(Items listed in a dataset)

——————————

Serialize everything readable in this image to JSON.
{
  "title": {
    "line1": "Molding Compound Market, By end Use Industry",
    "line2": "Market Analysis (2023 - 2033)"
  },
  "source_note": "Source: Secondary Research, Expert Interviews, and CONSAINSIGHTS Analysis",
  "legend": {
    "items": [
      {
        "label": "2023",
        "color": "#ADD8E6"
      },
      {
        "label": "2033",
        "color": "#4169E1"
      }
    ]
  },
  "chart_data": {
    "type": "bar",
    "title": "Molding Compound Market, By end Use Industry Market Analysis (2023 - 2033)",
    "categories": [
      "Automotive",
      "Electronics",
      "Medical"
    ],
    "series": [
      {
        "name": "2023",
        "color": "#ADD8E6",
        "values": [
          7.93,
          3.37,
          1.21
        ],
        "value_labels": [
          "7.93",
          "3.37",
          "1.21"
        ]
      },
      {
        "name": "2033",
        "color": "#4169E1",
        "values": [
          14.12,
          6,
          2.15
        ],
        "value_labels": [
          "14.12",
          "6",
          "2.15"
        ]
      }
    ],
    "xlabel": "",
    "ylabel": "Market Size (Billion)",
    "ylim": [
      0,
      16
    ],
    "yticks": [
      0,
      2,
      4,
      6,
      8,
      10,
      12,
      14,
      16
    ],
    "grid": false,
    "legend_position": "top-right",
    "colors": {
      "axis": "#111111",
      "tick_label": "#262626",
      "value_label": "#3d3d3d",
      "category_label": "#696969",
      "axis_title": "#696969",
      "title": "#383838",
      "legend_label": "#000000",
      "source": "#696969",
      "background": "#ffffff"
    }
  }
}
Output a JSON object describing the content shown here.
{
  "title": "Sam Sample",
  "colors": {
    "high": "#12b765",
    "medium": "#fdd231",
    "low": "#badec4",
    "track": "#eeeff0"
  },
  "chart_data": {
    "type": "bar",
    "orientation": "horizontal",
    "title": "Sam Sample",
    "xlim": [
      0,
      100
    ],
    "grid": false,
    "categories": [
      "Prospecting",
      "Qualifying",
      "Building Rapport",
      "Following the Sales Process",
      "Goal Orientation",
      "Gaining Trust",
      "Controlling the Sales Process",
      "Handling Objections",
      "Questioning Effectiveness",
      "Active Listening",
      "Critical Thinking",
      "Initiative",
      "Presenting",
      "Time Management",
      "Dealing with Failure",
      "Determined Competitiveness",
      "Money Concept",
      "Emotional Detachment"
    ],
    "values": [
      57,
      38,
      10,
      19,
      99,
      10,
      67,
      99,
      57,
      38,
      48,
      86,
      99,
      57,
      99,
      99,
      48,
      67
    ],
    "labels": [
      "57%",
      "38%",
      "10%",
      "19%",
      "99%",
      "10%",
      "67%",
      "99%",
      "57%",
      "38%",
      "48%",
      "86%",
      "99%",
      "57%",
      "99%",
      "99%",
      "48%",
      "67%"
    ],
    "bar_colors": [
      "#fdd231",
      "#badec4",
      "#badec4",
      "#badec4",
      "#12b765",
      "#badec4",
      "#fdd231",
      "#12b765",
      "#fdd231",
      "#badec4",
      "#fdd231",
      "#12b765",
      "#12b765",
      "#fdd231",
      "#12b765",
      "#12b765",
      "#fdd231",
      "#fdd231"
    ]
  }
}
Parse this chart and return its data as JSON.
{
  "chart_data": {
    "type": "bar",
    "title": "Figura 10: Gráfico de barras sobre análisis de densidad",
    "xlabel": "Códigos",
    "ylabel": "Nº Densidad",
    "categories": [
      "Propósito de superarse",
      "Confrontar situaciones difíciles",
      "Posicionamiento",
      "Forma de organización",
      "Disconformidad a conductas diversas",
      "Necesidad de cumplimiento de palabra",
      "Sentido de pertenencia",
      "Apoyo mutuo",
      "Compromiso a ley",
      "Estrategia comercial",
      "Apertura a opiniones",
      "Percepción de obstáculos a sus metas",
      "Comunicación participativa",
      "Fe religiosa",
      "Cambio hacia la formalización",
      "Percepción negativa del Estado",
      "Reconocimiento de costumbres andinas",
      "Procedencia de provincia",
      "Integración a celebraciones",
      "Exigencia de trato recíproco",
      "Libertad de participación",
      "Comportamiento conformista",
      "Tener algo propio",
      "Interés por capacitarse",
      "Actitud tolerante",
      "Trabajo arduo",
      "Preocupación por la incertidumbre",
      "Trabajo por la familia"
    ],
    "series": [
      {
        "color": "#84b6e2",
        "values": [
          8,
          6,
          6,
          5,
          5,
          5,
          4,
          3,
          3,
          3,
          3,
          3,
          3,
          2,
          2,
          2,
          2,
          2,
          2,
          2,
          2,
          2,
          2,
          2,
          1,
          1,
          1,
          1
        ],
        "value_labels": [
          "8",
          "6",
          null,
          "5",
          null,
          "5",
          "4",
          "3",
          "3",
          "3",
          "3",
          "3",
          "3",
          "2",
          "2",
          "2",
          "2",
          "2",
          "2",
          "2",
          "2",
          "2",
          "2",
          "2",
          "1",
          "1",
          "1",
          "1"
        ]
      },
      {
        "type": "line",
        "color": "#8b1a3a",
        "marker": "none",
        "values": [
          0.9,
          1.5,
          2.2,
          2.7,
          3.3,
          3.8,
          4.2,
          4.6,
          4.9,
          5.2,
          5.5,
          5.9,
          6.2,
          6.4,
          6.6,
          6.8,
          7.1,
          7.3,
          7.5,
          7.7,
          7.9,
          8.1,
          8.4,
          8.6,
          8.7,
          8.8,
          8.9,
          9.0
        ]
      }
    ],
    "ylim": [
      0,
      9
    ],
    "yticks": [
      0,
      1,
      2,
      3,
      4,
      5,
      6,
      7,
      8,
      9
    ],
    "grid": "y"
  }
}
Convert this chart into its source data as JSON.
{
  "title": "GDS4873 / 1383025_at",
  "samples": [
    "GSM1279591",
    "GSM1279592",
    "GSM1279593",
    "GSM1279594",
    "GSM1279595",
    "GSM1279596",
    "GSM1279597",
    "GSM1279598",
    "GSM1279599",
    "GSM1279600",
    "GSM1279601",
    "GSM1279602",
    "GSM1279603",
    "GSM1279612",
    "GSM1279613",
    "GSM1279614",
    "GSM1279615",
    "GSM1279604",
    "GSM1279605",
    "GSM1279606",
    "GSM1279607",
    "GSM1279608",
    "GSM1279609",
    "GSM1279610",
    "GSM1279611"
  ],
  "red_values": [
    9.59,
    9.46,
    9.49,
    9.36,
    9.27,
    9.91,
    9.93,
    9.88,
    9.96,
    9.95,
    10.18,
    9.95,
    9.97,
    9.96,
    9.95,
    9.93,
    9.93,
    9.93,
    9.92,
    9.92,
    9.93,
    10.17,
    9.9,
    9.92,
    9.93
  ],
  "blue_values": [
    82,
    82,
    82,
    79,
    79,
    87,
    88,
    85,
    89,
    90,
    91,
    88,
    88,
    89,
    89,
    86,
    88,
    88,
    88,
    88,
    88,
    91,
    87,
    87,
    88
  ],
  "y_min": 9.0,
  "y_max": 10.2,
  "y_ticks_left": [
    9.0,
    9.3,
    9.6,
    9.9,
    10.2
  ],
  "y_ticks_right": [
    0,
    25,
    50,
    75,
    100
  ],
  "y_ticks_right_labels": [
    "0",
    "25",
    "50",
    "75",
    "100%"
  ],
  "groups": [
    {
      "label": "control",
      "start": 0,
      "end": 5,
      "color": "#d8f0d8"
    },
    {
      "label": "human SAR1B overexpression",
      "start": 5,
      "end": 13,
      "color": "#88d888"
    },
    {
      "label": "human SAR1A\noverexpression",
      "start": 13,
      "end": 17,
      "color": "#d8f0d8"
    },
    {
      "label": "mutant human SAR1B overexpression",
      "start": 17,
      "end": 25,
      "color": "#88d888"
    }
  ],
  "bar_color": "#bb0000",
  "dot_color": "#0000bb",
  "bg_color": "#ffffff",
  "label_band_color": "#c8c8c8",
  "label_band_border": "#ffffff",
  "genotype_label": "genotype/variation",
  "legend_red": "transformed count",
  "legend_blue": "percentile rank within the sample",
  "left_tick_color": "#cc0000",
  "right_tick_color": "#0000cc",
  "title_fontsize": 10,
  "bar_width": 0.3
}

——————————

**Exercise objective:** Find all lines holding the string "Analysis" and copy them.

**Problem solution:**
    "line2": "Market Analysis (2023 - 2033)"
  "source_note": "Source: Secondary Research, Expert Interviews, and CONSAINSIGHTS Analysis",
    "title": "Molding Compound Market, By end Use Industry Market Analysis (2023 - 2033)",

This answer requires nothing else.